* **Set problem**: Every entry that follows should be repeated exactly; drop the images.

[Dataset records on visual material]
------------------------------------------------

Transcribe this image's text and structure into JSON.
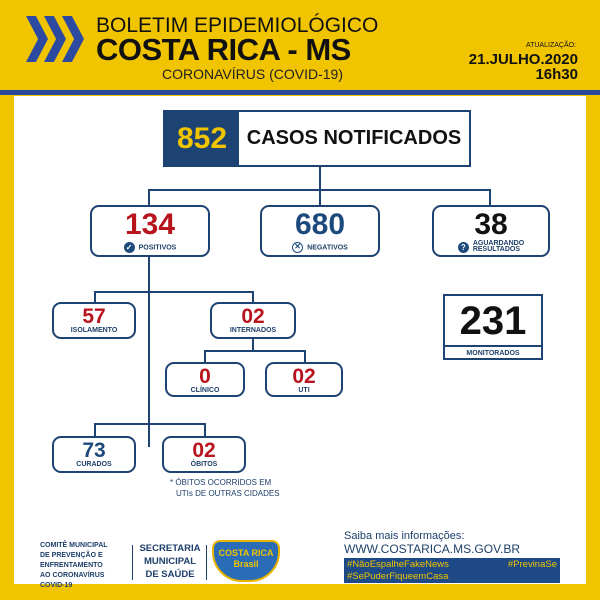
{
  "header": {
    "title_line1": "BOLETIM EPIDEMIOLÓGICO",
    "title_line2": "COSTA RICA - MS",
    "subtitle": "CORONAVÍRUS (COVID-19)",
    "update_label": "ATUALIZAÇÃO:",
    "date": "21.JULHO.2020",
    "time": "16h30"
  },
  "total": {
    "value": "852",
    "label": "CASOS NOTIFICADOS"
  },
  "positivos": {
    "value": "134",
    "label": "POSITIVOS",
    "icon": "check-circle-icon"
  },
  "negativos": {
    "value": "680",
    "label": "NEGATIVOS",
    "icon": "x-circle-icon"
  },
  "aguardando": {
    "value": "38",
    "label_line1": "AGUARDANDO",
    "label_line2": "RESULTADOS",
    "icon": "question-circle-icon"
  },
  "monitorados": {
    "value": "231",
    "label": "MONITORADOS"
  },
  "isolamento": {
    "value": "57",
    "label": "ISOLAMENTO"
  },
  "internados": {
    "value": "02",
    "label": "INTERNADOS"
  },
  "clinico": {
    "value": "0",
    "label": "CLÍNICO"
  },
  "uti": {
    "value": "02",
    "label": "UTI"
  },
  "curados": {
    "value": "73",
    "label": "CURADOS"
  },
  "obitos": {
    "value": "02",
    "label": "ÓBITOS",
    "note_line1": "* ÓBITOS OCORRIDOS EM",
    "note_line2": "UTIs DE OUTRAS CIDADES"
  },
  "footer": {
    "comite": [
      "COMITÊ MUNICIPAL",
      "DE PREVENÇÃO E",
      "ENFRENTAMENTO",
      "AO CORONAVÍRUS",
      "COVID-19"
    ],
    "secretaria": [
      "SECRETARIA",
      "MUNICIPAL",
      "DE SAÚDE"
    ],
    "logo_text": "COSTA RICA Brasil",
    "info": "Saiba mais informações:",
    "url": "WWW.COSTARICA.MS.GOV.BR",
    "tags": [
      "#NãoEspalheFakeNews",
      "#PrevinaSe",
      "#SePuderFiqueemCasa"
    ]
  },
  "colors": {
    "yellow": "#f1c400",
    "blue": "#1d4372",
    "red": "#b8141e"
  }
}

------------------------------------------------

* **Answer in full**:
Transcribe this image's text and structure into JSON.
{
  "header": {
    "title_line1": "BOLETIM EPIDEMIOLÓGICO",
    "title_line2": "COSTA RICA - MS",
    "subtitle": "CORONAVÍRUS (COVID-19)",
    "update_label": "ATUALIZAÇÃO:",
    "date": "21.JULHO.2020",
    "time": "16h30"
  },
  "total": {
    "value": "852",
    "label": "CASOS NOTIFICADOS"
  },
  "positivos": {
    "value": "134",
    "label": "POSITIVOS",
    "icon": "check-circle-icon"
  },
  "negativos": {
    "value": "680",
    "label": "NEGATIVOS",
    "icon": "x-circle-icon"
  },
  "aguardando": {
    "value": "38",
    "label_line1": "AGUARDANDO",
    "label_line2": "RESULTADOS",
    "icon": "question-circle-icon"
  },
  "monitorados": {
    "value": "231",
    "label": "MONITORADOS"
  },
  "isolamento": {
    "value": "57",
    "label": "ISOLAMENTO"
  },
  "internados": {
    "value": "02",
    "label": "INTERNADOS"
  },
  "clinico": {
    "value": "0",
    "label": "CLÍNICO"
  },
  "uti": {
    "value": "02",
    "label": "UTI"
  },
  "curados": {
    "value": "73",
    "label": "CURADOS"
  },
  "obitos": {
    "value": "02",
    "label": "ÓBITOS",
    "note_line1": "* ÓBITOS OCORRIDOS EM",
    "note_line2": "UTIs DE OUTRAS CIDADES"
  },
  "footer": {
    "comite": [
      "COMITÊ MUNICIPAL",
      "DE PREVENÇÃO E",
      "ENFRENTAMENTO",
      "AO CORONAVÍRUS",
      "COVID-19"
    ],
    "secretaria": [
      "SECRETARIA",
      "MUNICIPAL",
      "DE SAÚDE"
    ],
    "logo_text": "COSTA RICA Brasil",
    "info": "Saiba mais informações:",
    "url": "WWW.COSTARICA.MS.GOV.BR",
    "tags": [
      "#NãoEspalheFakeNews",
      "#PrevinaSe",
      "#SePuderFiqueemCasa"
    ]
  },
  "colors": {
    "yellow": "#f1c400",
    "blue": "#1d4372",
    "red": "#b8141e"
  }
}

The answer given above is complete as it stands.